**Material**
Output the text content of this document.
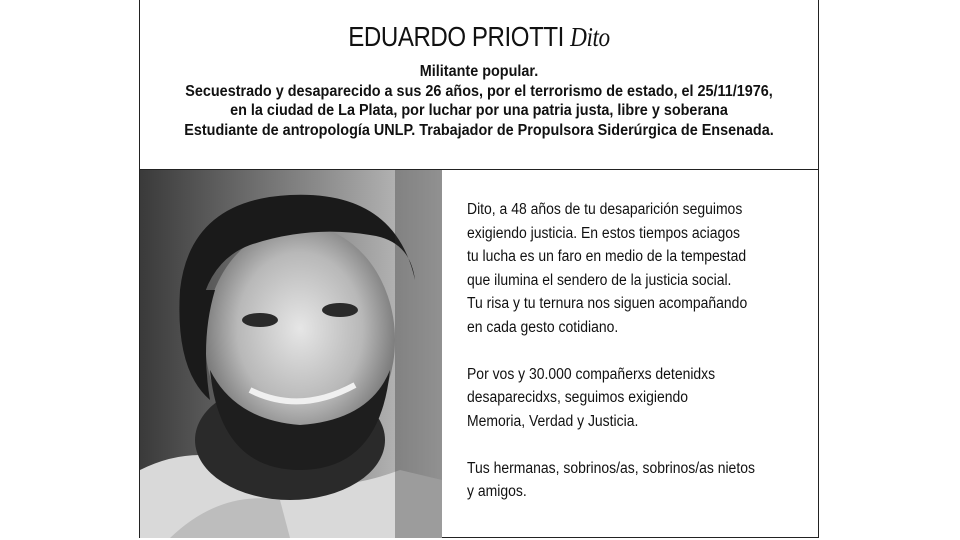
EDUARDO PRIOTTI Dito
Militante popular.
Secuestrado y desaparecido a sus 26 años, por el terrorismo de estado, el 25/11/1976,
en la ciudad de La Plata, por luchar por una patria justa, libre y soberana
Estudiante de antropología UNLP. Trabajador de Propulsora Siderúrgica de Ensenada.

Dito, a 48 años de tu desaparición seguimos
exigiendo justicia. En estos tiempos aciagos
tu lucha es un faro en medio de la tempestad
que ilumina el sendero de la justicia social.
Tu risa y tu ternura nos siguen acompañando
en cada gesto cotidiano.

Por vos y 30.000 compañerxs detenidxs
desaparecidxs, seguimos exigiendo
Memoria, Verdad y Justicia.

Tus hermanas, sobrinos/as, sobrinos/as nietos
y amigos.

**Your goal**
Pull out every line in the material above where "seguimos" occurs.

**Task response**
Dito, a 48 años de tu desaparición seguimos
desaparecidxs, seguimos exigiendo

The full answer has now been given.